→ **Exercise brief**:
Please count the lines in the listing below where the word "JSON" appears. Give the number only.

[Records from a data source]
+++

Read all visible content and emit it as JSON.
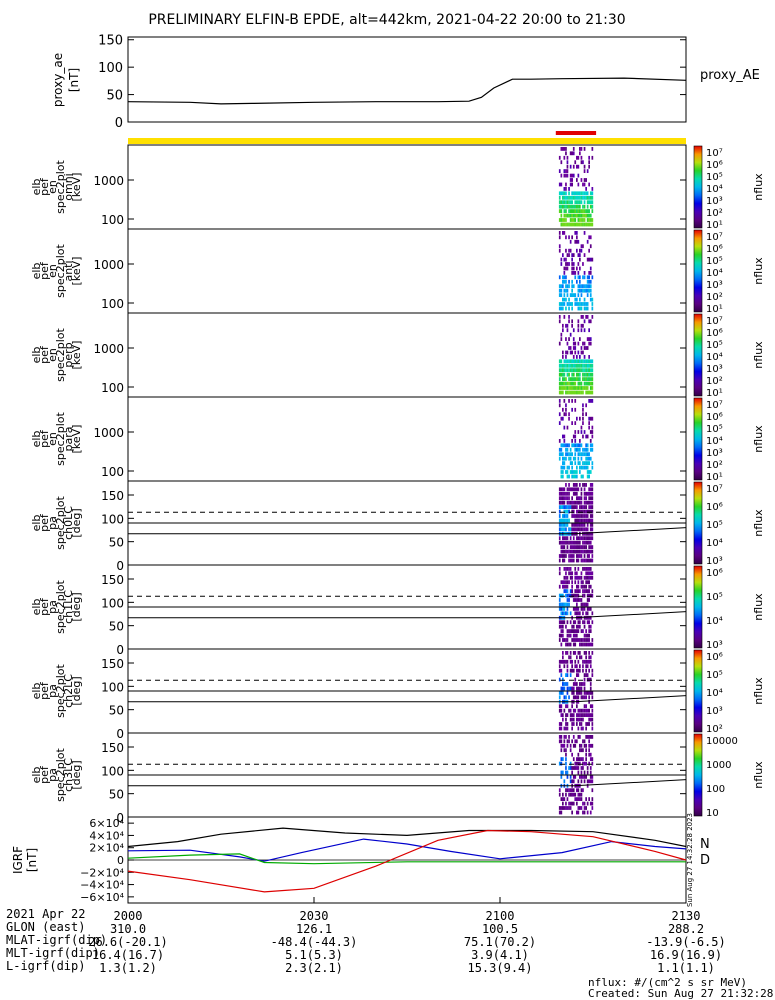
{
  "title": "PRELIMINARY ELFIN-B EPDE, alt=442km, 2021-04-22 20:00 to 21:30",
  "colors": {
    "yellow_bar": "#ffe000",
    "red_bar": "#e00000",
    "n_label": "#0000dd",
    "d_label": "#e05000"
  },
  "chart_data": {
    "type": "multi-panel time series / spectrogram",
    "time_range_min": [
      0,
      90
    ],
    "x_ticks": [
      "2000",
      "2030",
      "2100",
      "2130"
    ],
    "ae_panel": {
      "ylabel": [
        "proxy_ae",
        "[nT]"
      ],
      "legend": "proxy_AE",
      "yticks": [
        "150",
        "100",
        "50",
        "0"
      ],
      "ylim": [
        0,
        155
      ],
      "series": {
        "t": [
          0,
          10,
          15,
          20,
          30,
          40,
          50,
          55,
          57,
          59,
          62,
          65,
          70,
          80,
          90
        ],
        "v": [
          37,
          36,
          33,
          34,
          36,
          37,
          37,
          38,
          45,
          62,
          78,
          78,
          79,
          80,
          76
        ]
      }
    },
    "orbit_bar": {
      "red_segment_min": [
        69.0,
        75.5
      ]
    },
    "spectrogram_panels": [
      {
        "name": "omni-panel",
        "ylabel": [
          "elb",
          "pef",
          "en",
          "spec2plot",
          "omni",
          "[keV]"
        ],
        "yticks": [
          "1000",
          "100"
        ],
        "cbar_ticks": [
          "10⁷",
          "10⁶",
          "10⁵",
          "10⁴",
          "10³",
          "10²",
          "10¹"
        ],
        "cbar_label": "nflux",
        "intensity": 1.0
      },
      {
        "name": "anti-panel",
        "ylabel": [
          "elb",
          "pef",
          "en",
          "spec2plot",
          "anti",
          "[keV]"
        ],
        "yticks": [
          "1000",
          "100"
        ],
        "cbar_ticks": [
          "10⁷",
          "10⁶",
          "10⁵",
          "10⁴",
          "10³",
          "10²",
          "10¹"
        ],
        "cbar_label": "nflux",
        "intensity": 0.45
      },
      {
        "name": "perp-panel",
        "ylabel": [
          "elb",
          "pef",
          "en",
          "spec2plot",
          "perp",
          "[keV]"
        ],
        "yticks": [
          "1000",
          "100"
        ],
        "cbar_ticks": [
          "10⁷",
          "10⁶",
          "10⁵",
          "10⁴",
          "10³",
          "10²",
          "10¹"
        ],
        "cbar_label": "nflux",
        "intensity": 1.0
      },
      {
        "name": "para-panel",
        "ylabel": [
          "elb",
          "pef",
          "en",
          "spec2plot",
          "para",
          "[keV]"
        ],
        "yticks": [
          "1000",
          "100"
        ],
        "cbar_ticks": [
          "10⁷",
          "10⁶",
          "10⁵",
          "10⁴",
          "10³",
          "10²",
          "10¹"
        ],
        "cbar_label": "nflux",
        "intensity": 0.5
      }
    ],
    "pitch_angle_panels": [
      {
        "name": "ch0lc-panel",
        "ylabel": [
          "elb",
          "pef",
          "pa",
          "spec2plot",
          "ch0LC",
          "[deg]"
        ],
        "yticks": [
          "150",
          "100",
          "50",
          "0"
        ],
        "cbar_ticks": [
          "10⁷",
          "10⁶",
          "10⁵",
          "10⁴",
          "10³"
        ],
        "cbar_label": "nflux",
        "intensity": 1.0
      },
      {
        "name": "ch1lc-panel",
        "ylabel": [
          "elb",
          "pef",
          "pa",
          "spec2plot",
          "ch1LC",
          "[deg]"
        ],
        "yticks": [
          "150",
          "100",
          "50",
          "0"
        ],
        "cbar_ticks": [
          "10⁶",
          "10⁵",
          "10⁴",
          "10³"
        ],
        "cbar_label": "nflux",
        "intensity": 0.7
      },
      {
        "name": "ch2lc-panel",
        "ylabel": [
          "elb",
          "pef",
          "pa",
          "spec2plot",
          "ch2LC",
          "[deg]"
        ],
        "yticks": [
          "150",
          "100",
          "50",
          "0"
        ],
        "cbar_ticks": [
          "10⁶",
          "10⁵",
          "10⁴",
          "10³",
          "10²"
        ],
        "cbar_label": "nflux",
        "intensity": 0.55
      },
      {
        "name": "ch3lc-panel",
        "ylabel": [
          "elb",
          "pef",
          "pa",
          "spec2plot",
          "ch3LC",
          "[deg]"
        ],
        "yticks": [
          "150",
          "100",
          "50",
          "0"
        ],
        "cbar_ticks": [
          "10000",
          "1000",
          "100",
          "10"
        ],
        "cbar_label": "nflux",
        "intensity": 0.45
      }
    ],
    "igrf_panel": {
      "ylabel": [
        "IGRF",
        "[nT]"
      ],
      "yticks": [
        "6×10⁴",
        "4×10⁴",
        "2×10⁴",
        "0",
        "−2×10⁴",
        "−4×10⁴",
        "−6×10⁴"
      ],
      "ylim": [
        -70000,
        70000
      ],
      "legend": [
        "N",
        "D"
      ],
      "series": [
        {
          "name": "black",
          "color": "#000000",
          "t": [
            0,
            8,
            15,
            25,
            35,
            45,
            55,
            65,
            75,
            85,
            90
          ],
          "v": [
            22000,
            30000,
            42000,
            52000,
            44000,
            40000,
            48000,
            48000,
            46000,
            32000,
            22000
          ]
        },
        {
          "name": "blue",
          "color": "#0000cc",
          "t": [
            0,
            10,
            18,
            22,
            28,
            38,
            45,
            52,
            60,
            70,
            78,
            85,
            90
          ],
          "v": [
            15000,
            16000,
            5000,
            -2000,
            12000,
            34000,
            26000,
            14000,
            2000,
            12000,
            30000,
            22000,
            18000
          ]
        },
        {
          "name": "green",
          "color": "#00aa00",
          "t": [
            0,
            10,
            18,
            22,
            30,
            45,
            60,
            75,
            85,
            90
          ],
          "v": [
            3000,
            8000,
            10000,
            -4000,
            -6000,
            -3000,
            -3000,
            -3000,
            -3000,
            -3000
          ]
        },
        {
          "name": "red",
          "color": "#dd0000",
          "t": [
            0,
            10,
            22,
            30,
            40,
            50,
            58,
            65,
            75,
            85,
            90
          ],
          "v": [
            -18000,
            -32000,
            -52000,
            -46000,
            -10000,
            32000,
            48000,
            46000,
            38000,
            14000,
            0
          ]
        }
      ]
    }
  },
  "footer": {
    "date": "2021 Apr 22",
    "rows": [
      {
        "label": "GLON (east)",
        "values": [
          "310.0",
          "126.1",
          "100.5",
          "288.2"
        ]
      },
      {
        "label": "MLAT-igrf(dip)",
        "values": [
          "26.6(-20.1)",
          "-48.4(-44.3)",
          "75.1(70.2)",
          "-13.9(-6.5)"
        ]
      },
      {
        "label": "MLT-igrf(dip)",
        "values": [
          "16.4(16.7)",
          "5.1(5.3)",
          "3.9(4.1)",
          "16.9(16.9)"
        ]
      },
      {
        "label": "L-igrf(dip)",
        "values": [
          "1.3(1.2)",
          "2.3(2.1)",
          "15.3(9.4)",
          "1.1(1.1)"
        ]
      }
    ],
    "units_note": "nflux: #/(cm^2 s sr MeV)",
    "created": "Created: Sun Aug 27 21:32:28 2023",
    "side_stamp": "Sun Aug 27 14:32:28 2023"
  }
}
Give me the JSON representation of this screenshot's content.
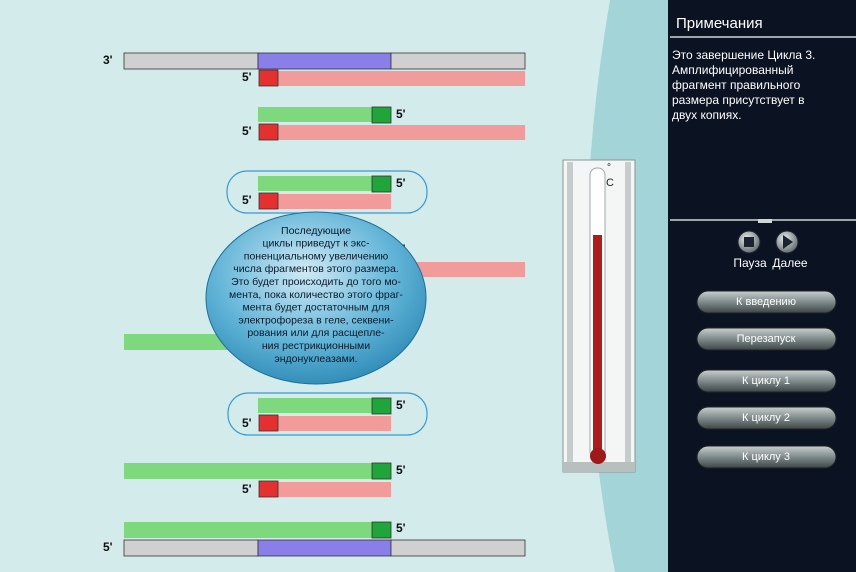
{
  "diagram": {
    "strand_labels": [
      "3'",
      "5'",
      "5'",
      "5'",
      "5'",
      "5'",
      "5'",
      "5'",
      "5'",
      "5'",
      "5'",
      "5'",
      "5'"
    ]
  },
  "callout": {
    "lines": [
      "Последующие",
      "циклы приведут к экс-",
      "поненциальному увеличению",
      "числа фрагментов этого размера.",
      "Это будет происходить до того мо-",
      "мента, пока количество этого фраг-",
      "мента будет достаточным для",
      "электрофореза в геле, секвени-",
      "рования или для расщепле-",
      "ния рестрикционными",
      "эндонуклеазами."
    ]
  },
  "thermometer": {
    "degree": "°",
    "unit": "C"
  },
  "notes": {
    "title": "Примечания",
    "lines": [
      "Это завершение Цикла 3.",
      "Амплифицированный",
      "фрагмент правильного",
      "размера присутствует в",
      "двух копиях."
    ]
  },
  "controls": {
    "pause": "Пауза",
    "next": "Далее"
  },
  "buttons": [
    "К введению",
    "Перезапуск",
    "К циклу 1",
    "К циклу 2",
    "К циклу 3"
  ]
}
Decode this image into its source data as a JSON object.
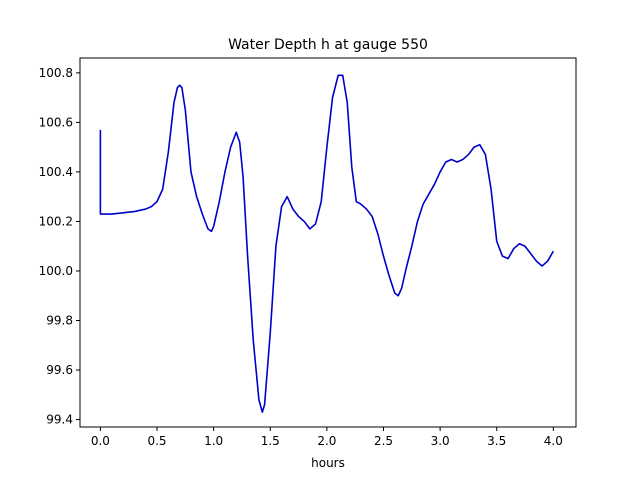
{
  "chart_data": {
    "type": "line",
    "title": "Water Depth h at gauge 550",
    "xlabel": "hours",
    "ylabel": "",
    "xlim": [
      -0.18,
      4.2
    ],
    "ylim": [
      99.37,
      100.86
    ],
    "grid": false,
    "xticks": [
      0.0,
      0.5,
      1.0,
      1.5,
      2.0,
      2.5,
      3.0,
      3.5,
      4.0
    ],
    "xtick_labels": [
      "0.0",
      "0.5",
      "1.0",
      "1.5",
      "2.0",
      "2.5",
      "3.0",
      "3.5",
      "4.0"
    ],
    "yticks": [
      99.4,
      99.6,
      99.8,
      100.0,
      100.2,
      100.4,
      100.6,
      100.8
    ],
    "ytick_labels": [
      "99.4",
      "99.6",
      "99.8",
      "100.0",
      "100.2",
      "100.4",
      "100.6",
      "100.8"
    ],
    "series": [
      {
        "color": "#0000cc",
        "x": [
          0.0,
          0.0,
          0.0,
          0.1,
          0.2,
          0.3,
          0.4,
          0.45,
          0.5,
          0.55,
          0.6,
          0.65,
          0.68,
          0.7,
          0.72,
          0.75,
          0.8,
          0.85,
          0.9,
          0.95,
          0.98,
          1.0,
          1.05,
          1.1,
          1.15,
          1.2,
          1.23,
          1.26,
          1.3,
          1.35,
          1.4,
          1.43,
          1.45,
          1.5,
          1.55,
          1.6,
          1.65,
          1.7,
          1.75,
          1.8,
          1.85,
          1.9,
          1.95,
          2.0,
          2.05,
          2.1,
          2.14,
          2.18,
          2.22,
          2.26,
          2.3,
          2.35,
          2.4,
          2.45,
          2.5,
          2.55,
          2.6,
          2.63,
          2.66,
          2.7,
          2.75,
          2.8,
          2.85,
          2.9,
          2.95,
          3.0,
          3.05,
          3.1,
          3.15,
          3.2,
          3.25,
          3.3,
          3.35,
          3.4,
          3.45,
          3.5,
          3.55,
          3.6,
          3.65,
          3.7,
          3.75,
          3.8,
          3.85,
          3.9,
          3.95,
          4.0
        ],
        "y": [
          100.57,
          100.44,
          100.23,
          100.23,
          100.235,
          100.24,
          100.25,
          100.26,
          100.28,
          100.33,
          100.48,
          100.68,
          100.74,
          100.75,
          100.74,
          100.65,
          100.4,
          100.3,
          100.23,
          100.17,
          100.16,
          100.18,
          100.28,
          100.4,
          100.5,
          100.56,
          100.52,
          100.38,
          100.06,
          99.72,
          99.48,
          99.43,
          99.46,
          99.75,
          100.1,
          100.26,
          100.3,
          100.25,
          100.22,
          100.2,
          100.17,
          100.19,
          100.28,
          100.5,
          100.7,
          100.79,
          100.79,
          100.68,
          100.42,
          100.28,
          100.27,
          100.25,
          100.22,
          100.15,
          100.06,
          99.98,
          99.91,
          99.9,
          99.93,
          100.01,
          100.1,
          100.2,
          100.27,
          100.31,
          100.35,
          100.4,
          100.44,
          100.45,
          100.44,
          100.45,
          100.47,
          100.5,
          100.51,
          100.47,
          100.33,
          100.12,
          100.06,
          100.05,
          100.09,
          100.11,
          100.1,
          100.07,
          100.04,
          100.02,
          100.04,
          100.08
        ]
      }
    ]
  }
}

+++

→ **Task answer**:
3